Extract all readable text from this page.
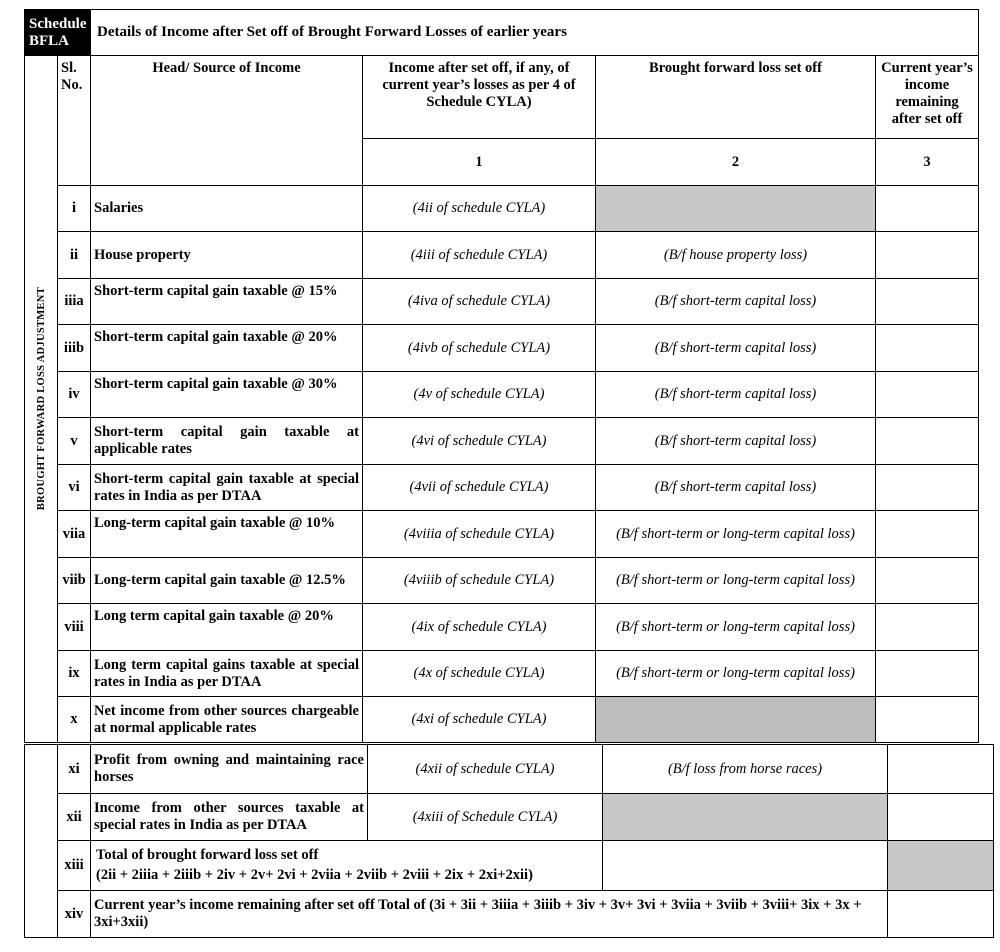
Schedule BFLA		Details of Income after Set off of Brought Forward Losses of earlier years			

BROUGHT FORWARD LOSS ADJUSTMENT	Sl. No.	Head/ Source of Income	Income after set off, if any, of current year’s losses as per 4 of Schedule CYLA)	Brought forward loss set off	Current year’s income remaining after set off
			1	2	3
	i	Salaries	(4ii of schedule CYLA)		
	ii	House property	(4iii of schedule CYLA)	(B/f house property loss)	
	iiia	Short-term capital gain taxable @ 15%	(4iva of schedule CYLA)	(B/f short-term capital loss)	
	iiib	Short-term capital gain taxable @ 20%	(4ivb of schedule CYLA)	(B/f short-term capital loss)	
	iv	Short-term capital gain taxable @ 30%	(4v of schedule CYLA)	(B/f short-term capital loss)	
	v	Short-term capital gain taxable at applicable rates	(4vi of schedule CYLA)	(B/f short-term capital loss)	
	vi	Short-term capital gain taxable at special rates in India as per DTAA	(4vii of schedule CYLA)	(B/f short-term capital loss)	
	viia	Long-term capital gain taxable @ 10%	(4viiia of schedule CYLA)	(B/f short-term or long-term capital loss)	
	viib	Long-term capital gain taxable @ 12.5%	(4viiib of schedule CYLA)	(B/f short-term or long-term capital loss)	
	viii	Long term capital gain taxable @ 20%	(4ix of schedule CYLA)	(B/f short-term or long-term capital loss)	
	ix	Long term capital gains taxable at special rates in India as per DTAA	(4x of schedule CYLA)	(B/f short-term or long-term capital loss)	
	x	Net income from other sources chargeable at normal applicable rates	(4xi of schedule CYLA)		
	xi	Profit from owning and maintaining race horses	(4xii of schedule CYLA)	(B/f loss from horse races)	
	xii	Income from other sources taxable at special rates in India as per DTAA	(4xiii of Schedule CYLA)		
	xiii	Total of brought forward loss set off
(2ii + 2iiia + 2iiib + 2iv + 2v+ 2vi + 2viia + 2viib + 2viii + 2ix + 2xi+2xii)			

	xiv	Current year’s income remaining after set off Total of (3i + 3ii + 3iiia + 3iiib + 3iv + 3v+ 3vi + 3viia + 3viib + 3viii+ 3ix + 3x + 3xi+3xii)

══════

What to work on:
Find the lines holding "special" and list every one.

Answer:
	vi	Short-term capital gain taxable at special rates in India as per DTAA	(4vii of schedule CYLA)	(B/f short-term capital loss)	
	ix	Long term capital gains taxable at special rates in India as per DTAA	(4x of schedule CYLA)	(B/f short-term or long-term capital loss)	
	xii	Income from other sources taxable at special rates in India as per DTAA	(4xiii of Schedule CYLA)		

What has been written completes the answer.